[Layout rows]
:::
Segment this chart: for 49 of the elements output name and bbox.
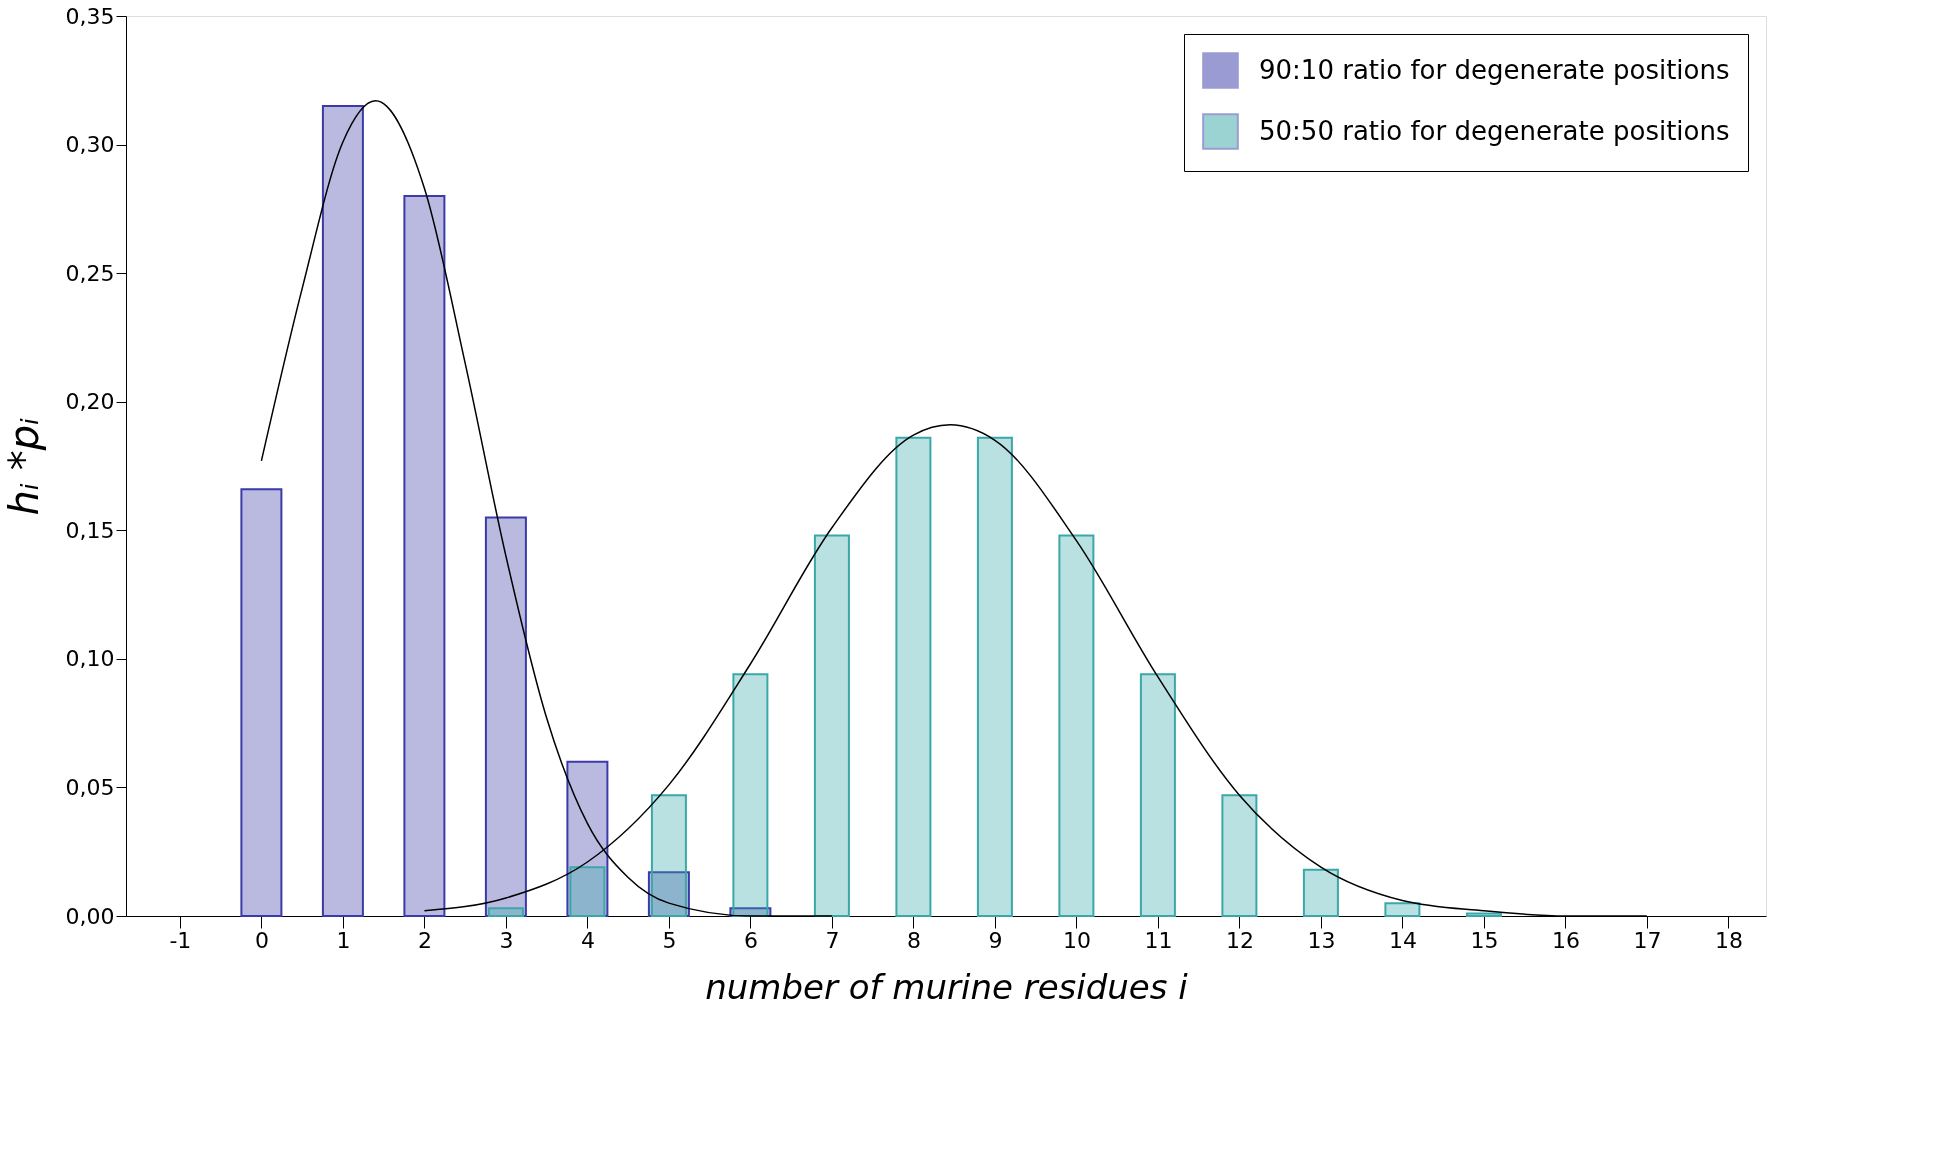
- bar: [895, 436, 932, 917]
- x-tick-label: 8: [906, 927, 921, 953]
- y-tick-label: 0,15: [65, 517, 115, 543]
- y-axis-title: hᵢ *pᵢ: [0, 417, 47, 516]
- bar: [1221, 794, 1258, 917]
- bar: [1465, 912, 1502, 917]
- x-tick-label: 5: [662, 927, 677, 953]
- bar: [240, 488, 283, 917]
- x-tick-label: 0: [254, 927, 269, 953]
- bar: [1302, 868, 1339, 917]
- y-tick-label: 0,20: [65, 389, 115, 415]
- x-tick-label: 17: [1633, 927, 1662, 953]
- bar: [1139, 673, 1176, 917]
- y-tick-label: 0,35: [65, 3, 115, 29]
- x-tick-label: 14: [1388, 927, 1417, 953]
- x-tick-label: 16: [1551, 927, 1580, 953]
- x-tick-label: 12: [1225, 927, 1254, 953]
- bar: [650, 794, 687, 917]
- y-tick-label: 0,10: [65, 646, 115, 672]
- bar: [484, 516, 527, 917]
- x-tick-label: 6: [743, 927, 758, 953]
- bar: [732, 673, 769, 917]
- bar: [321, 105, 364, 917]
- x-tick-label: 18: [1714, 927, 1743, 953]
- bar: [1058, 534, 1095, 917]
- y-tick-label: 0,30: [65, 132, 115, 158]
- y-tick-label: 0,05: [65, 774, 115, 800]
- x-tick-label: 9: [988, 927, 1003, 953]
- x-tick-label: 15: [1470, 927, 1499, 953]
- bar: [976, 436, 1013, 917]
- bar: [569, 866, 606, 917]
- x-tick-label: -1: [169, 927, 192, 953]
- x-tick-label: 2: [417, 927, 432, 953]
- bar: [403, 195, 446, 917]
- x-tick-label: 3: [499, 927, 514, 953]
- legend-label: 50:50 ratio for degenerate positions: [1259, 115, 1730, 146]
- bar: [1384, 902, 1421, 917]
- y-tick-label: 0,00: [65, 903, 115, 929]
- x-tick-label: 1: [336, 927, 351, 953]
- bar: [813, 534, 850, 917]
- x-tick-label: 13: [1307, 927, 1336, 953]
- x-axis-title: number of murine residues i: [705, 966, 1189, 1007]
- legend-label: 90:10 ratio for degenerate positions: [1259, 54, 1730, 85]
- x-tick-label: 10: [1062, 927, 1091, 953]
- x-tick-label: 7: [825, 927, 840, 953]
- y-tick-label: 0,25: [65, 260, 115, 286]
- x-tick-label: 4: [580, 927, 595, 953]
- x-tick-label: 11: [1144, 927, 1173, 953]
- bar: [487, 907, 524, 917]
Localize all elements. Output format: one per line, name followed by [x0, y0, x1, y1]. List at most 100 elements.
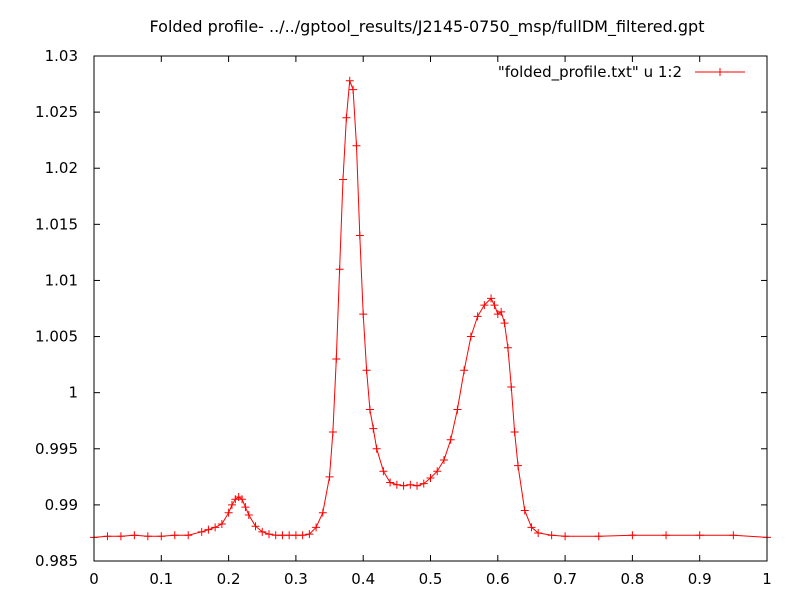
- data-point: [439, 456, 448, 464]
:::
▸ **Stated exercise**: Set down every line of the rows above precisely as it appears, omitting only the picture lines.

▸ **Answer to the task**:
Segment this chart: for 49 of the elements output name and bbox.
- bar: [895, 436, 932, 917]
- x-tick-label: 8: [906, 927, 921, 953]
- y-tick-label: 0,15: [65, 517, 115, 543]
- y-axis-title: hᵢ *pᵢ: [0, 417, 47, 516]
- bar: [1221, 794, 1258, 917]
- bar: [1465, 912, 1502, 917]
- x-tick-label: 5: [662, 927, 677, 953]
- bar: [240, 488, 283, 917]
- x-tick-label: 0: [254, 927, 269, 953]
- bar: [1302, 868, 1339, 917]
- y-tick-label: 0,20: [65, 389, 115, 415]
- x-tick-label: 17: [1633, 927, 1662, 953]
- bar: [1139, 673, 1176, 917]
- y-tick-label: 0,35: [65, 3, 115, 29]
- x-tick-label: 14: [1388, 927, 1417, 953]
- x-tick-label: 16: [1551, 927, 1580, 953]
- x-tick-label: 12: [1225, 927, 1254, 953]
- bar: [650, 794, 687, 917]
- y-tick-label: 0,10: [65, 646, 115, 672]
- bar: [484, 516, 527, 917]
- x-tick-label: 6: [743, 927, 758, 953]
- bar: [732, 673, 769, 917]
- bar: [321, 105, 364, 917]
- x-tick-label: 18: [1714, 927, 1743, 953]
- bar: [1058, 534, 1095, 917]
- y-tick-label: 0,30: [65, 132, 115, 158]
- y-tick-label: 0,05: [65, 774, 115, 800]
- x-tick-label: 9: [988, 927, 1003, 953]
- x-tick-label: 15: [1470, 927, 1499, 953]
- bar: [976, 436, 1013, 917]
- bar: [569, 866, 606, 917]
- x-tick-label: -1: [169, 927, 192, 953]
- x-tick-label: 2: [417, 927, 432, 953]
- bar: [403, 195, 446, 917]
- x-tick-label: 3: [499, 927, 514, 953]
- legend-label: 50:50 ratio for degenerate positions: [1259, 115, 1730, 146]
- bar: [1384, 902, 1421, 917]
- y-tick-label: 0,00: [65, 903, 115, 929]
- x-tick-label: 1: [336, 927, 351, 953]
- bar: [813, 534, 850, 917]
- x-tick-label: 13: [1307, 927, 1336, 953]
- x-axis-title: number of murine residues i: [705, 966, 1189, 1007]
- legend-label: 90:10 ratio for degenerate positions: [1259, 54, 1730, 85]
- x-tick-label: 10: [1062, 927, 1091, 953]
- x-tick-label: 7: [825, 927, 840, 953]
- y-tick-label: 0,25: [65, 260, 115, 286]
- x-tick-label: 4: [580, 927, 595, 953]
- x-tick-label: 11: [1144, 927, 1173, 953]
- bar: [487, 907, 524, 917]
Localize all elements. Output format: one per line, name followed by [x0, y0, x1, y1]. List at most 100 elements.
- data-point: [439, 456, 448, 464]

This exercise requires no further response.